[Data excerpts]
○ ○ ○ ○
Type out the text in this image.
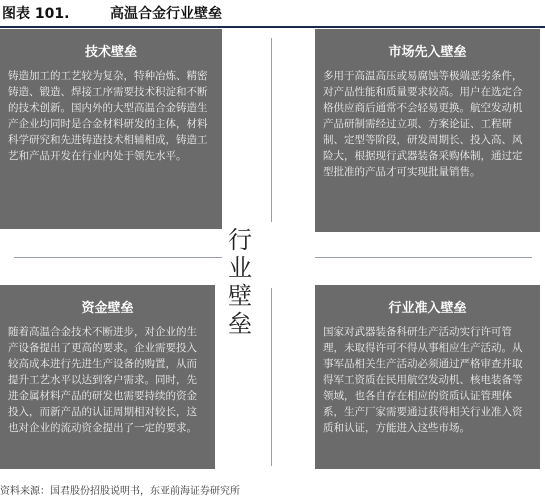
图表 101.	高温合金行业壁垒
技术壁垒
铸造加工的工艺较为复杂，特种冶炼、精密铸造、锻造、焊接工序需要技术积淀和不断的技术创新。国内外的大型高温合金铸造生产企业均同时是合金材料研发的主体，材料科学研究和先进铸造技术相辅相成，铸造工艺和产品开发在行业内处于领先水平。
市场先入壁垒
多用于高温高压或易腐蚀等极端恶劣条件，对产品性能和质量要求较高。用户在选定合格供应商后通常不会轻易更换。航空发动机产品研制需经过立项、方案论证、工程研制、定型等阶段，研发周期长、投入高、风险大，根据现行武器装备采购体制，通过定型批准的产品才可实现批量销售。
资金壁垒
随着高温合金技术不断进步，对企业的生产设备提出了更高的要求。企业需要投入较高成本进行先进生产设备的购置，从而提升工艺水平以达到客户需求。同时，先进金属材料产品的研发也需要持续的资金投入，而新产品的认证周期相对较长，这也对企业的流动资金提出了一定的要求。
行业准入壁垒
国家对武器装备科研生产活动实行许可管理，未取得许可不得从事相应生产活动。从事军品相关生产活动必须通过严格审查并取得军工资质在民用航空发动机、核电装备等领域，也各自存在相应的资质认证管理体系，生产厂家需要通过获得相关行业准入资质和认证，方能进入这些市场。
行 业
壁 垒
资料来源：国君股份招股说明书，东亚前海证券研究所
○ ○ ○ ○
Images in the records should not be copied. Repeat all the rest exactly.

Type out the text in this image.
图表 101.	高温合金行业壁垒
技术壁垒
铸造加工的工艺较为复杂，特种冶炼、精密铸造、锻造、焊接工序需要技术积淀和不断的技术创新。国内外的大型高温合金铸造生产企业均同时是合金材料研发的主体，材料科学研究和先进铸造技术相辅相成，铸造工艺和产品开发在行业内处于领先水平。
市场先入壁垒
多用于高温高压或易腐蚀等极端恶劣条件，对产品性能和质量要求较高。用户在选定合格供应商后通常不会轻易更换。航空发动机产品研制需经过立项、方案论证、工程研制、定型等阶段，研发周期长、投入高、风险大，根据现行武器装备采购体制，通过定型批准的产品才可实现批量销售。
资金壁垒
随着高温合金技术不断进步，对企业的生产设备提出了更高的要求。企业需要投入较高成本进行先进生产设备的购置，从而提升工艺水平以达到客户需求。同时，先进金属材料产品的研发也需要持续的资金投入，而新产品的认证周期相对较长，这也对企业的流动资金提出了一定的要求。
行业准入壁垒
国家对武器装备科研生产活动实行许可管理，未取得许可不得从事相应生产活动。从事军品相关生产活动必须通过严格审查并取得军工资质在民用航空发动机、核电装备等领域，也各自存在相应的资质认证管理体系，生产厂家需要通过获得相关行业准入资质和认证，方能进入这些市场。
行 业
壁 垒
资料来源：国君股份招股说明书，东亚前海证券研究所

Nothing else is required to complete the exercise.